Written request: Across the entries, how many lines have the string "structured" in them? Reply with only a number.

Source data
-=-=-
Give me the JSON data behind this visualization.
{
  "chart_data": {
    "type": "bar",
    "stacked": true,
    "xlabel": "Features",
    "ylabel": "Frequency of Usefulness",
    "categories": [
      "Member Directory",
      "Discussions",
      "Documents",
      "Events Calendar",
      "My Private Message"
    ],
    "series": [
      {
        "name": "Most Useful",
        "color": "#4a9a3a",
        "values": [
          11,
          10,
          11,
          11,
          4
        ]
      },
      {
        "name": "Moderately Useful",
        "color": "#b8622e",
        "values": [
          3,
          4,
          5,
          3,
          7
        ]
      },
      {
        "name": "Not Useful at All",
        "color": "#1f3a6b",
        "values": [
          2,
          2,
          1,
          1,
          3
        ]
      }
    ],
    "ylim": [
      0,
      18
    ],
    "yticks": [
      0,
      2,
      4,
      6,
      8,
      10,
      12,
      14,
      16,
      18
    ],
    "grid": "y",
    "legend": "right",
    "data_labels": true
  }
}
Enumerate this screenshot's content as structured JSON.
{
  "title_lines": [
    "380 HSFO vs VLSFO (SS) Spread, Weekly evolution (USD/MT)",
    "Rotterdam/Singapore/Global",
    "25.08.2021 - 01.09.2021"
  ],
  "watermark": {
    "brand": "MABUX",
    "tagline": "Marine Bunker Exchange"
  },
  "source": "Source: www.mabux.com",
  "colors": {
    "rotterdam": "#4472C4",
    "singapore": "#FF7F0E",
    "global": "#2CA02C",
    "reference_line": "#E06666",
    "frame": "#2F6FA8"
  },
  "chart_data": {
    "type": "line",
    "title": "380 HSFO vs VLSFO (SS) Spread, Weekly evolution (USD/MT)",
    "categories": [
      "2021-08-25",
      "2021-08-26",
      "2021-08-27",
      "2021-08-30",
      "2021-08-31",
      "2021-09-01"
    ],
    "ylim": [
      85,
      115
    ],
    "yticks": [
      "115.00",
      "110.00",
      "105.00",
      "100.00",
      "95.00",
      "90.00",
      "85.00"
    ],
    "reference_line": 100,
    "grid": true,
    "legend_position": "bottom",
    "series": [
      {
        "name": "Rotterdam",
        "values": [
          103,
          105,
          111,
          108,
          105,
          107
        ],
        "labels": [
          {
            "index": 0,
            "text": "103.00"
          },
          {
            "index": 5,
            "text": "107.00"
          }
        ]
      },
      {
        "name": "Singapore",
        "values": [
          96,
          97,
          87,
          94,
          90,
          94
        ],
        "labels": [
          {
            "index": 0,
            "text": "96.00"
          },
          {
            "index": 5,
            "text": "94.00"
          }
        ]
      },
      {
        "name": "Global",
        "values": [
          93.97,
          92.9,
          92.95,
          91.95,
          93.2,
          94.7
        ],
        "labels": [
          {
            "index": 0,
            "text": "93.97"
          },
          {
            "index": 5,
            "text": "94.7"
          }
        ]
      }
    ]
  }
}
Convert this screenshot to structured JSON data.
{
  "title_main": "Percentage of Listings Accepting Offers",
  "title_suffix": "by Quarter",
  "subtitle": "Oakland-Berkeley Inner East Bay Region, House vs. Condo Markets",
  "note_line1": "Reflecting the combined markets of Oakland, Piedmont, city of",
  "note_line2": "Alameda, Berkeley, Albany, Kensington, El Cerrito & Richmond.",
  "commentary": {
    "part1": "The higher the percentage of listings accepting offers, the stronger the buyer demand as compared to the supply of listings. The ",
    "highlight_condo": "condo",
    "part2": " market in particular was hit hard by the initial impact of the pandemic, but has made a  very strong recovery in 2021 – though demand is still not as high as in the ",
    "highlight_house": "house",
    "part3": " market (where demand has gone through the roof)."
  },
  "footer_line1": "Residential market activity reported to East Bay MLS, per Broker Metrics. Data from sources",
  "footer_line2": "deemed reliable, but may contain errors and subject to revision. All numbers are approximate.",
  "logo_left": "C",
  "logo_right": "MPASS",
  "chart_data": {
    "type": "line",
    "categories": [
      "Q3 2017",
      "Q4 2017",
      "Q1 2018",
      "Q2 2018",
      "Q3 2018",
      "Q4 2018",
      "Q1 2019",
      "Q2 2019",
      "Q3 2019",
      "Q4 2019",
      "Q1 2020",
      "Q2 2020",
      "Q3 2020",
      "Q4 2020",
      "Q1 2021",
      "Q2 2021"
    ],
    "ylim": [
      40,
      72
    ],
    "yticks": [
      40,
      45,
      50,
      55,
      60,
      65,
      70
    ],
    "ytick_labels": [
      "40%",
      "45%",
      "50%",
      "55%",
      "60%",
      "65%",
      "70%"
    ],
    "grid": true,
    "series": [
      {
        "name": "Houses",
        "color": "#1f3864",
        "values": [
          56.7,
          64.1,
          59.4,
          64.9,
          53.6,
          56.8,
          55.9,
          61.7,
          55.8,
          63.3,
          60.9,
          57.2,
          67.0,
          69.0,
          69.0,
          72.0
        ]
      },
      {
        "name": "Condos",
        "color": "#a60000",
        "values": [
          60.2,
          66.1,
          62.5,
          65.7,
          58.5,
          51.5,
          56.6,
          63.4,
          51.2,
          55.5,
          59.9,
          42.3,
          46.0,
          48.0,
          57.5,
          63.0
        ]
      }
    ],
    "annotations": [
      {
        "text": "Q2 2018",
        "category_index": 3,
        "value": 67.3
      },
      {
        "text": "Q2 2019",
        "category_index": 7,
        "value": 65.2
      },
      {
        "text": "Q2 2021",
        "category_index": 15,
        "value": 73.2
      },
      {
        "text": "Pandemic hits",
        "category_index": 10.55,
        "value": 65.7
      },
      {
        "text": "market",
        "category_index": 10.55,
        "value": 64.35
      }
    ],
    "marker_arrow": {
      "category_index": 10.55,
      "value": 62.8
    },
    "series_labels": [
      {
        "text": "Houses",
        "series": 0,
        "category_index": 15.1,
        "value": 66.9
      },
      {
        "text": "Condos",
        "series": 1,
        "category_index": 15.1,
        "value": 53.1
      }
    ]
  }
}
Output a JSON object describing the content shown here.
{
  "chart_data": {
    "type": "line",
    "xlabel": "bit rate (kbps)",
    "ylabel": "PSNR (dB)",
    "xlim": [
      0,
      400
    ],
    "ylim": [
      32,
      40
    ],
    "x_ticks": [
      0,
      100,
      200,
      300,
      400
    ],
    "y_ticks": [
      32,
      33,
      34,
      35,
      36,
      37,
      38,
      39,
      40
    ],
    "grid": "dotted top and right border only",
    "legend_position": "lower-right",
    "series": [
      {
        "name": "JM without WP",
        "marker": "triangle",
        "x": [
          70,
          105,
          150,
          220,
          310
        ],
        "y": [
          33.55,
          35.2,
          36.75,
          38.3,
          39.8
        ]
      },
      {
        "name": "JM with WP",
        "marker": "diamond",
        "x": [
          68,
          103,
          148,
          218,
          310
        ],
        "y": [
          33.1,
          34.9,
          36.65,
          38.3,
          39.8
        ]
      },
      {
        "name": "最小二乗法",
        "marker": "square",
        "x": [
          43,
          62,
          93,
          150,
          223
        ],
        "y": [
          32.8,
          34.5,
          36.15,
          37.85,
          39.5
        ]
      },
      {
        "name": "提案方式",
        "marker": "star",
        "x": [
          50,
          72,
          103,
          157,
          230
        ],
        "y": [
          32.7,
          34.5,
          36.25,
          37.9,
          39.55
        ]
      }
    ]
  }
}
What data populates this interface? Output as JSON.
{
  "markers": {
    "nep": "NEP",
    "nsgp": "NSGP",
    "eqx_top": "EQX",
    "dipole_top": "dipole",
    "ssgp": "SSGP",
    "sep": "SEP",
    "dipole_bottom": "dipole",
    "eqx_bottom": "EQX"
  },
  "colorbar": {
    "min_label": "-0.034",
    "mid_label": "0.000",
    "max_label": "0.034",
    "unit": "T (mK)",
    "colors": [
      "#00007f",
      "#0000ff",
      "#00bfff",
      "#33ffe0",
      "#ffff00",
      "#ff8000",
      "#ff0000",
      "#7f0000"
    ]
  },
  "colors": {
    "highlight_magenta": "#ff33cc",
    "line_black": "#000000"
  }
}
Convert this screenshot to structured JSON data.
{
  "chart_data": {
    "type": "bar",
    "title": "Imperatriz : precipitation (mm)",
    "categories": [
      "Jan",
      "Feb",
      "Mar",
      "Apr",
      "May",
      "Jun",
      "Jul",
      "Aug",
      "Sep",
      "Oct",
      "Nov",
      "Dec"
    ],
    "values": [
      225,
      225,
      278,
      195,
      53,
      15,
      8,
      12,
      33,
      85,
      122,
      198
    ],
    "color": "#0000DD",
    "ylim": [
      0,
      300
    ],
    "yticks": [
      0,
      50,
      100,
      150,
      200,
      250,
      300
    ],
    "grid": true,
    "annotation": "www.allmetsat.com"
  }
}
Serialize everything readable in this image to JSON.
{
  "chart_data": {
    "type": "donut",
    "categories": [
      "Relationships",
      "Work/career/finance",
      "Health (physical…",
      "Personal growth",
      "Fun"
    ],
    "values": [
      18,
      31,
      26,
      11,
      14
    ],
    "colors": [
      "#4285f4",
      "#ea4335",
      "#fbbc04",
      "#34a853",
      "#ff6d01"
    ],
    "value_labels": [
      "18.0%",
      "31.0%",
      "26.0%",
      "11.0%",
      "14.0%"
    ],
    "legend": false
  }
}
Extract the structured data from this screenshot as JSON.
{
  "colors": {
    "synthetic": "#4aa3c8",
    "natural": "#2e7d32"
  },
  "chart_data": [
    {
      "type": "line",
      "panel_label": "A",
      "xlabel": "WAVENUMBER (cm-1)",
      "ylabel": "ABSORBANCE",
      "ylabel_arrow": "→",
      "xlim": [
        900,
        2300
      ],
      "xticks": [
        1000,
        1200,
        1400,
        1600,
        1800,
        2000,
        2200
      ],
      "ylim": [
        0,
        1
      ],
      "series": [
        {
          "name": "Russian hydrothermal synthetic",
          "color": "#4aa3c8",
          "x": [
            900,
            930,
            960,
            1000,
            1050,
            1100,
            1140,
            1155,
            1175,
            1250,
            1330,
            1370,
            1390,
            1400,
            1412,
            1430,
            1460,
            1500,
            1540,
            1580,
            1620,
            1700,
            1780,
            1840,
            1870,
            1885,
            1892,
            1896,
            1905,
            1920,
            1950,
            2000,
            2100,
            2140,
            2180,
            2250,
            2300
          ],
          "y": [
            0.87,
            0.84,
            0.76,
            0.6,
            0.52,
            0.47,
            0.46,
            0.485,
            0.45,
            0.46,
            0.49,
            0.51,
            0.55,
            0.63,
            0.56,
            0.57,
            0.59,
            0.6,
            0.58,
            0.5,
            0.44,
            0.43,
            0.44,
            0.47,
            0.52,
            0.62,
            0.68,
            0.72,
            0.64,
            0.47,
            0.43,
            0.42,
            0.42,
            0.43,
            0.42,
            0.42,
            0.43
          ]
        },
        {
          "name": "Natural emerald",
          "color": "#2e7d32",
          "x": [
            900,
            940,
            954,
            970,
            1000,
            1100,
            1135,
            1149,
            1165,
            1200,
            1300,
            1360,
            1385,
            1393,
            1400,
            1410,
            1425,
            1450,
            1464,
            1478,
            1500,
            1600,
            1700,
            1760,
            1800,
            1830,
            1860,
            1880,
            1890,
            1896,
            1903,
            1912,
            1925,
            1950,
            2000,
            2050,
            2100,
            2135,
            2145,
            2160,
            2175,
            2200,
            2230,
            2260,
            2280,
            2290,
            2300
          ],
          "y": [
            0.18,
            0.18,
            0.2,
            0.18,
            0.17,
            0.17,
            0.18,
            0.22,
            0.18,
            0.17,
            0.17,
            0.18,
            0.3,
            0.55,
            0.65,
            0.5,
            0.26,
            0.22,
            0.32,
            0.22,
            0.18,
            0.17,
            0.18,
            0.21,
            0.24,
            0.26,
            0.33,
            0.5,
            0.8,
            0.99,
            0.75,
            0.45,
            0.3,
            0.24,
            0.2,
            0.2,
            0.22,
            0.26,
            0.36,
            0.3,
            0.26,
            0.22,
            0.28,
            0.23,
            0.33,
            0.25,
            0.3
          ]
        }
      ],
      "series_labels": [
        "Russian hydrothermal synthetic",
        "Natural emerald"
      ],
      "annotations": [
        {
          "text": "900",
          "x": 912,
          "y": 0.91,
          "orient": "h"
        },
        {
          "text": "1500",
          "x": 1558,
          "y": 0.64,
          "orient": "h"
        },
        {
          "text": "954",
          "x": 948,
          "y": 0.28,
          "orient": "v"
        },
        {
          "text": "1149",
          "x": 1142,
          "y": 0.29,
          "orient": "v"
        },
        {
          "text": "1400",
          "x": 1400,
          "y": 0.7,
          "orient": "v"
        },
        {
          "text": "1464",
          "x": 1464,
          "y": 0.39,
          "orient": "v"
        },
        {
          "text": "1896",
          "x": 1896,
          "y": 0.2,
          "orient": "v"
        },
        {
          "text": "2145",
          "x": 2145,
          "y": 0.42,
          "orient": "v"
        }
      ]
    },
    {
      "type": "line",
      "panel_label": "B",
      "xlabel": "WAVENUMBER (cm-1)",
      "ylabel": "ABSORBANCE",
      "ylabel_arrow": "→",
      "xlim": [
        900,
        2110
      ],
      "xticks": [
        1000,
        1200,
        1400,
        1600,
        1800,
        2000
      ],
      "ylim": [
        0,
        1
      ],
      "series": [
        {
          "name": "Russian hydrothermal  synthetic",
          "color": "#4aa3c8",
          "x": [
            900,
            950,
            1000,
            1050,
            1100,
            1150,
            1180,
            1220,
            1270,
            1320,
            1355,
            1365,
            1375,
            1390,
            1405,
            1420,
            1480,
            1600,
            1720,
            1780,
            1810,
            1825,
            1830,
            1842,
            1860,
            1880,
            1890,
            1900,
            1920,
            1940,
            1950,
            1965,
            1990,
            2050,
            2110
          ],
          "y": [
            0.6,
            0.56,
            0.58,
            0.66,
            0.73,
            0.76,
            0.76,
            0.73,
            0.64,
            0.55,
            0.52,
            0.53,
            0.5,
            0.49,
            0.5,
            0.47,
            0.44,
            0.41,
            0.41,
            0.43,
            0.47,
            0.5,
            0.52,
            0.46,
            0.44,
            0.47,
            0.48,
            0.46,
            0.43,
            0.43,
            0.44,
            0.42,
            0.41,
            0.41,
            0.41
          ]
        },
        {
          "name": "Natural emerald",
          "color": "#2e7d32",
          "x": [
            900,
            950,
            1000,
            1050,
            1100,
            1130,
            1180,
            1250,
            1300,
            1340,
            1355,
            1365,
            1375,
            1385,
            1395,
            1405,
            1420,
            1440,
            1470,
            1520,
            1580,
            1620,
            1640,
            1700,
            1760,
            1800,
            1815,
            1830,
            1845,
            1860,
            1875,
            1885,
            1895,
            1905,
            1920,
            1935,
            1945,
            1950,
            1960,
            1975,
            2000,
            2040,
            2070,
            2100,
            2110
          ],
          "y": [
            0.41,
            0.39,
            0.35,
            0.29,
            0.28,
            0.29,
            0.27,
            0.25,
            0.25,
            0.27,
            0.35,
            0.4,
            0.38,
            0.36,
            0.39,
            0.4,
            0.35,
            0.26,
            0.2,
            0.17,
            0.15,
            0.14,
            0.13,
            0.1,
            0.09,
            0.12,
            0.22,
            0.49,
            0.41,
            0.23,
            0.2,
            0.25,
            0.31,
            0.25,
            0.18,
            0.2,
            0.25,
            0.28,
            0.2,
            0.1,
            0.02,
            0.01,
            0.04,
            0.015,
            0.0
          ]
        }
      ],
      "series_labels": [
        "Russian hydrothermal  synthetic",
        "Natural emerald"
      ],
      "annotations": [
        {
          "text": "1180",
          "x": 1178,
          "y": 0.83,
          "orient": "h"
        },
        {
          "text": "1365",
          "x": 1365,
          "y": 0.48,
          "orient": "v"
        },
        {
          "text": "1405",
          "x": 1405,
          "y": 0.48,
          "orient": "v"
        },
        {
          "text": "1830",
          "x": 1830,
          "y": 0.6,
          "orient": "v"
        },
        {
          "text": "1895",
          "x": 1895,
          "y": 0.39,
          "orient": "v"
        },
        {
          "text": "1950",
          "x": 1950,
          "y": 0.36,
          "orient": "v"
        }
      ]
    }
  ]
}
-=-=-
Answer to the task: 4